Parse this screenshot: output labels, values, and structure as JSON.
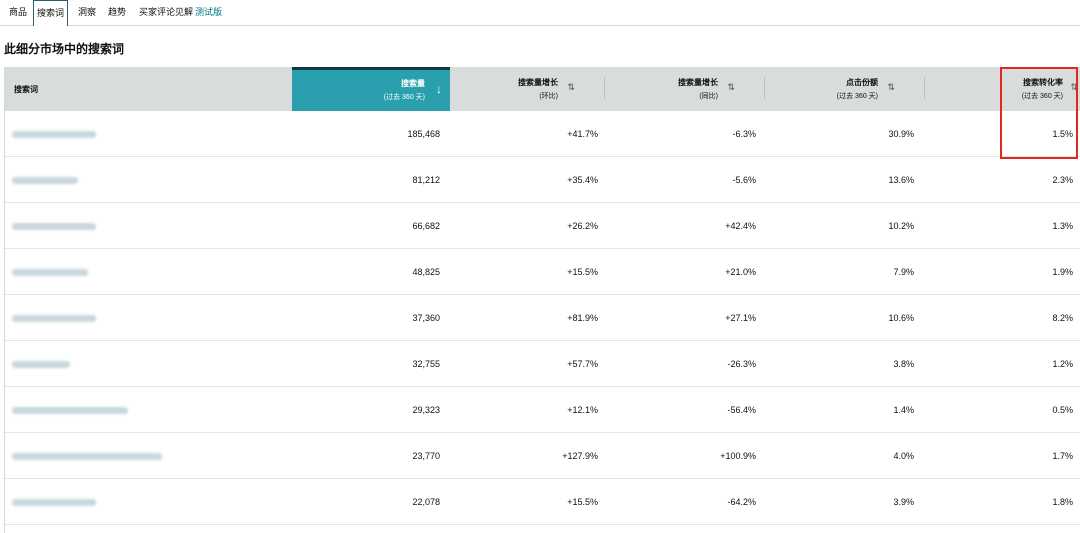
{
  "tabs": [
    {
      "label": "商品",
      "active": false
    },
    {
      "label": "搜索词",
      "active": true
    },
    {
      "label": "洞察",
      "active": false
    },
    {
      "label": "趋势",
      "active": false
    },
    {
      "label": "买家评论见解",
      "active": false,
      "badge": "测试版"
    }
  ],
  "section_title": "此细分市场中的搜索词",
  "table": {
    "columns": [
      {
        "label": "搜索词",
        "sub": ""
      },
      {
        "label": "搜索量",
        "sub": "(过去 360 天)",
        "sort": "desc"
      },
      {
        "label": "搜索量增长",
        "sub": "(环比)",
        "sort": "both"
      },
      {
        "label": "搜索量增长",
        "sub": "(同比)",
        "sort": "both"
      },
      {
        "label": "点击份额",
        "sub": "(过去 360 天)",
        "sort": "both"
      },
      {
        "label": "搜索转化率",
        "sub": "(过去 360 天)",
        "sort": "both"
      }
    ],
    "rows": [
      {
        "volume": "185,468",
        "mom": "+41.7%",
        "yoy": "-6.3%",
        "click_share": "30.9%",
        "conversion": "1.5%"
      },
      {
        "volume": "81,212",
        "mom": "+35.4%",
        "yoy": "-5.6%",
        "click_share": "13.6%",
        "conversion": "2.3%"
      },
      {
        "volume": "66,682",
        "mom": "+26.2%",
        "yoy": "+42.4%",
        "click_share": "10.2%",
        "conversion": "1.3%"
      },
      {
        "volume": "48,825",
        "mom": "+15.5%",
        "yoy": "+21.0%",
        "click_share": "7.9%",
        "conversion": "1.9%"
      },
      {
        "volume": "37,360",
        "mom": "+81.9%",
        "yoy": "+27.1%",
        "click_share": "10.6%",
        "conversion": "8.2%"
      },
      {
        "volume": "32,755",
        "mom": "+57.7%",
        "yoy": "-26.3%",
        "click_share": "3.8%",
        "conversion": "1.2%"
      },
      {
        "volume": "29,323",
        "mom": "+12.1%",
        "yoy": "-56.4%",
        "click_share": "1.4%",
        "conversion": "0.5%"
      },
      {
        "volume": "23,770",
        "mom": "+127.9%",
        "yoy": "+100.9%",
        "click_share": "4.0%",
        "conversion": "1.7%"
      },
      {
        "volume": "22,078",
        "mom": "+15.5%",
        "yoy": "-64.2%",
        "click_share": "3.9%",
        "conversion": "1.8%"
      }
    ]
  },
  "colors": {
    "sorted_header": "#2aa0ae",
    "header_bg": "#d8dcdc",
    "highlight": "#e0281f"
  }
}
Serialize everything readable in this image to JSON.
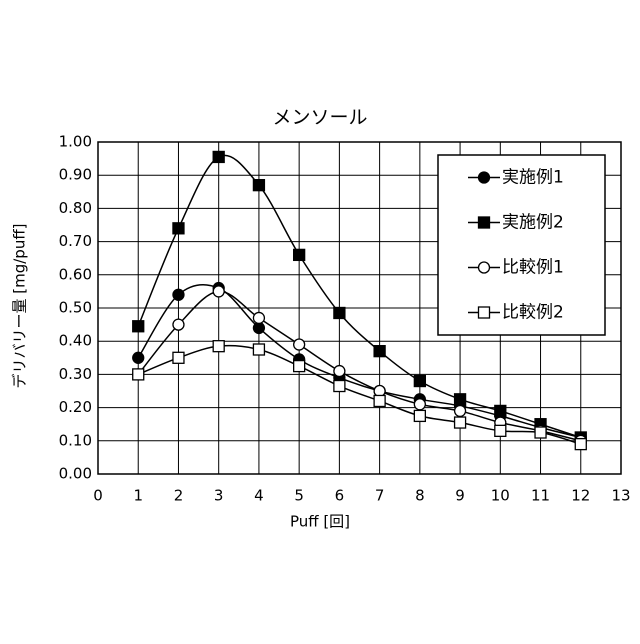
{
  "chart_data": {
    "type": "line",
    "title": "メンソール",
    "x_label": "Puff [回]",
    "y_label": "デリバリー量 [mg/puff]",
    "x": [
      1,
      2,
      3,
      4,
      5,
      6,
      7,
      8,
      9,
      10,
      11,
      12
    ],
    "series": [
      {
        "name": "実施例1",
        "color": "#000000",
        "marker": "circle",
        "filled": true,
        "values": [
          0.35,
          0.54,
          0.56,
          0.44,
          0.345,
          0.29,
          0.25,
          0.225,
          0.205,
          0.175,
          0.14,
          0.11
        ]
      },
      {
        "name": "実施例2",
        "color": "#000000",
        "marker": "square",
        "filled": true,
        "values": [
          0.445,
          0.74,
          0.955,
          0.87,
          0.66,
          0.485,
          0.37,
          0.28,
          0.225,
          0.19,
          0.15,
          0.11
        ]
      },
      {
        "name": "比較例1",
        "color": "#000000",
        "marker": "circle",
        "filled": false,
        "values": [
          0.3,
          0.45,
          0.55,
          0.47,
          0.39,
          0.31,
          0.25,
          0.21,
          0.19,
          0.155,
          0.13,
          0.1
        ]
      },
      {
        "name": "比較例2",
        "color": "#000000",
        "marker": "square",
        "filled": false,
        "values": [
          0.3,
          0.35,
          0.385,
          0.375,
          0.325,
          0.265,
          0.22,
          0.175,
          0.155,
          0.13,
          0.125,
          0.09
        ]
      }
    ],
    "smooth": true,
    "xlim": [
      0,
      13
    ],
    "xticks": [
      0,
      1,
      2,
      3,
      4,
      5,
      6,
      7,
      8,
      9,
      10,
      11,
      12,
      13
    ],
    "ylim": [
      0,
      1
    ],
    "yticks": [
      {
        "value": 0,
        "label": "0.00"
      },
      {
        "value": 0.1,
        "label": "0.10"
      },
      {
        "value": 0.2,
        "label": "0.20"
      },
      {
        "value": 0.3,
        "label": "0.30"
      },
      {
        "value": 0.4,
        "label": "0.40"
      },
      {
        "value": 0.5,
        "label": "0.50"
      },
      {
        "value": 0.6,
        "label": "0.60"
      },
      {
        "value": 0.7,
        "label": "0.70"
      },
      {
        "value": 0.8,
        "label": "0.80"
      },
      {
        "value": 0.9,
        "label": "0.90"
      },
      {
        "value": 1,
        "label": "1.00"
      }
    ],
    "grid": true,
    "legend": "upper right"
  }
}
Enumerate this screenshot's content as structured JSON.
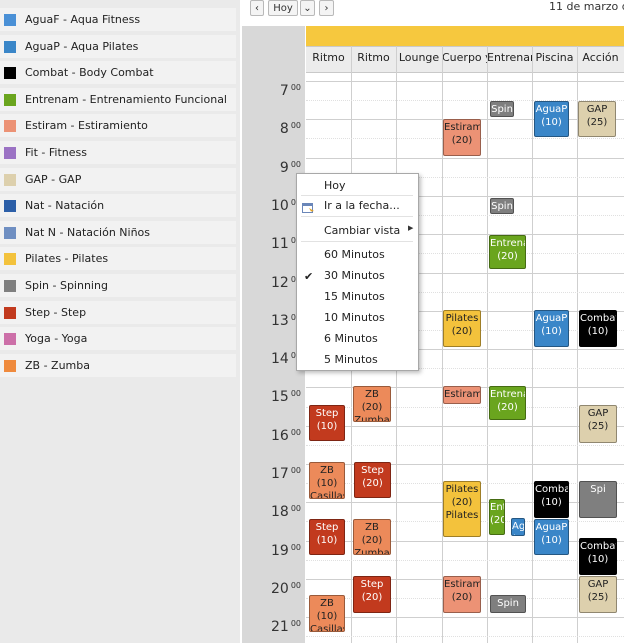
{
  "legend": [
    {
      "label": "AguaF - Aqua Fitness",
      "color": "#4a90d6"
    },
    {
      "label": "AguaP - Aqua Pilates",
      "color": "#3a86c8"
    },
    {
      "label": "Combat - Body Combat",
      "color": "#000000"
    },
    {
      "label": "Entrenam - Entrenamiento Funcional",
      "color": "#6aa51e"
    },
    {
      "label": "Estiram - Estiramiento",
      "color": "#ec9275"
    },
    {
      "label": "Fit - Fitness",
      "color": "#9b72c4"
    },
    {
      "label": "GAP - GAP",
      "color": "#ddd0ad"
    },
    {
      "label": "Nat - Natación",
      "color": "#2c5fa8"
    },
    {
      "label": "Nat N - Natación Niños",
      "color": "#6f8fc2"
    },
    {
      "label": "Pilates - Pilates",
      "color": "#f3c23c"
    },
    {
      "label": "Spin - Spinning",
      "color": "#7f7f7f"
    },
    {
      "label": "Step - Step",
      "color": "#c23a1e"
    },
    {
      "label": "Yoga - Yoga",
      "color": "#cc6fa8"
    },
    {
      "label": "ZB - Zumba",
      "color": "#ef8a3d"
    }
  ],
  "toolbar": {
    "prev": "‹",
    "today": "Hoy",
    "dropdown": "⌄",
    "next": "›",
    "date": "11 de marzo de"
  },
  "columns": [
    "Ritmo",
    "Ritmo",
    "Lounge",
    "Cuerpo y",
    "Entrenar",
    "Piscina",
    "Acción"
  ],
  "hours": [
    "7",
    "8",
    "9",
    "10",
    "11",
    "12",
    "13",
    "14",
    "15",
    "16",
    "17",
    "18",
    "19",
    "20",
    "21"
  ],
  "minutes": "00",
  "events": [
    {
      "t": "Spin",
      "c": "#7f7f7f",
      "fg": "light"
    },
    {
      "t": "AguaP (10)",
      "c": "#3a86c8",
      "fg": "light"
    },
    {
      "t": "GAP (25)",
      "c": "#ddd0ad",
      "fg": "dark"
    },
    {
      "t": "Estiram (20)",
      "c": "#ec9275",
      "fg": "dark"
    },
    {
      "t": "Spin",
      "c": "#7f7f7f",
      "fg": "light"
    },
    {
      "t": "Entrena (20)",
      "c": "#6aa51e",
      "fg": "light"
    },
    {
      "t": "Pilates (20)",
      "c": "#f3c23c",
      "fg": "dark"
    },
    {
      "t": "AguaP (10)",
      "c": "#3a86c8",
      "fg": "light"
    },
    {
      "t": "Combat (10)",
      "c": "#000000",
      "fg": "light"
    },
    {
      "t": "ZB (20) Zumba",
      "c": "#ec8a5a",
      "fg": "dark"
    },
    {
      "t": "Estiram",
      "c": "#ec9275",
      "fg": "dark"
    },
    {
      "t": "Entrena (20)",
      "c": "#6aa51e",
      "fg": "light"
    },
    {
      "t": "Step (10)",
      "c": "#c23a1e",
      "fg": "light"
    },
    {
      "t": "GAP (25)",
      "c": "#ddd0ad",
      "fg": "dark"
    },
    {
      "t": "ZB (10) Casillas",
      "c": "#ec8a5a",
      "fg": "dark"
    },
    {
      "t": "Step (20)",
      "c": "#c23a1e",
      "fg": "light"
    },
    {
      "t": "Pilates (20) Pilates",
      "c": "#f3c23c",
      "fg": "dark"
    },
    {
      "t": "Ent (20)",
      "c": "#6aa51e",
      "fg": "light"
    },
    {
      "t": "AguaP (10)",
      "c": "#3a86c8",
      "fg": "light"
    },
    {
      "t": "Combat (10)",
      "c": "#000000",
      "fg": "light"
    },
    {
      "t": "Spi",
      "c": "#7f7f7f",
      "fg": "light"
    },
    {
      "t": "Step (10)",
      "c": "#c23a1e",
      "fg": "light"
    },
    {
      "t": "ZB (20) Zumba",
      "c": "#ec8a5a",
      "fg": "dark"
    },
    {
      "t": "AguaP (10)",
      "c": "#3a86c8",
      "fg": "light"
    },
    {
      "t": "Combat (10)",
      "c": "#000000",
      "fg": "light"
    },
    {
      "t": "Step (20)",
      "c": "#c23a1e",
      "fg": "light"
    },
    {
      "t": "Estiram (20)",
      "c": "#ec9275",
      "fg": "dark"
    },
    {
      "t": "GAP (25)",
      "c": "#ddd0ad",
      "fg": "dark"
    },
    {
      "t": "ZB (10) Casillas",
      "c": "#ec8a5a",
      "fg": "dark"
    },
    {
      "t": "Spin",
      "c": "#7f7f7f",
      "fg": "light"
    }
  ],
  "context_menu": {
    "today": "Hoy",
    "go_to_date": "Ir a la fecha...",
    "change_view": "Cambiar vista",
    "opt60": "60 Minutos",
    "opt30": "30 Minutos",
    "opt15": "15 Minutos",
    "opt10": "10 Minutos",
    "opt6": "6 Minutos",
    "opt5": "5 Minutos",
    "selected": "30 Minutos",
    "check": "✔",
    "submenu_arrow": "▶"
  }
}
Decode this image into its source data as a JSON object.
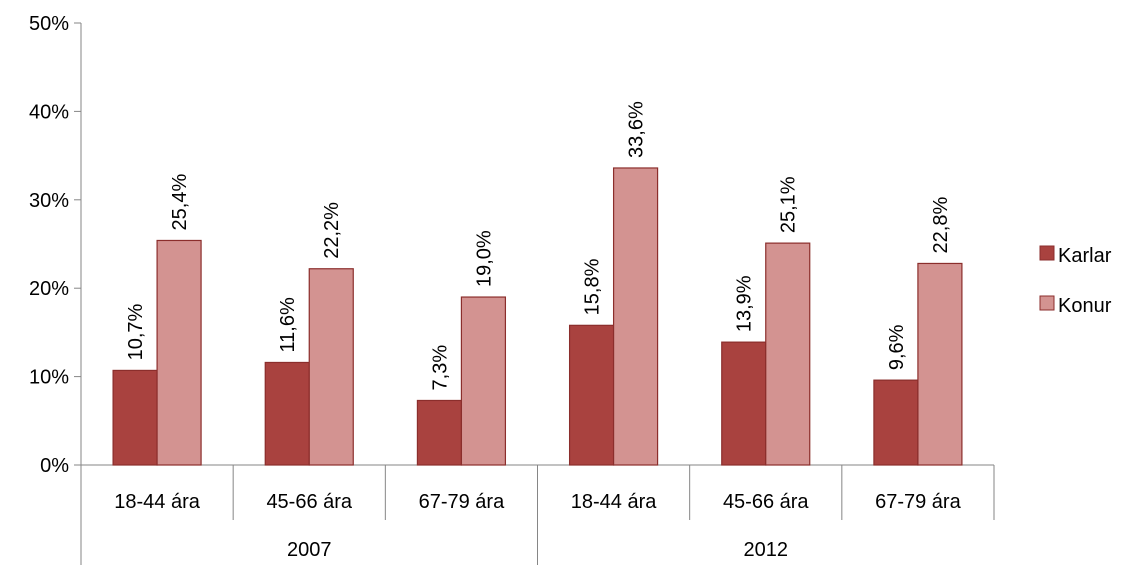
{
  "chart_data": {
    "type": "bar",
    "title": "",
    "xlabel": "",
    "ylabel": "",
    "ylim": [
      0,
      50
    ],
    "y_ticks": [
      {
        "value": 0,
        "label": "0%"
      },
      {
        "value": 10,
        "label": "10%"
      },
      {
        "value": 20,
        "label": "20%"
      },
      {
        "value": 30,
        "label": "30%"
      },
      {
        "value": 40,
        "label": "40%"
      },
      {
        "value": 50,
        "label": "50%"
      }
    ],
    "categories": [
      "18-44 ára",
      "45-66 ára",
      "67-79 ára",
      "18-44 ára",
      "45-66 ára",
      "67-79 ára"
    ],
    "groups": [
      {
        "label": "2007",
        "count": 3
      },
      {
        "label": "2012",
        "count": 3
      }
    ],
    "series": [
      {
        "name": "Karlar",
        "color": "#A9423F",
        "values": [
          10.7,
          11.6,
          7.3,
          15.8,
          13.9,
          9.6
        ],
        "labels": [
          "10,7%",
          "11,6%",
          "7,3%",
          "15,8%",
          "13,9%",
          "9,6%"
        ]
      },
      {
        "name": "Konur",
        "color": "#D39391",
        "values": [
          25.4,
          22.2,
          19.0,
          33.6,
          25.1,
          22.8
        ],
        "labels": [
          "25,4%",
          "22,2%",
          "19,0%",
          "33,6%",
          "25,1%",
          "22,8%"
        ]
      }
    ],
    "grid": false,
    "legend_position": "right",
    "bar_border_color": "#8B2E2C"
  }
}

.....

Copy all lines above containing the string "name".

» Solution to this exercise
        "name": "実施例1",
        "name": "実施例2",
        "name": "比較例1",
        "name": "比較例2",
        "name": "Karlar",
        "name": "Konur",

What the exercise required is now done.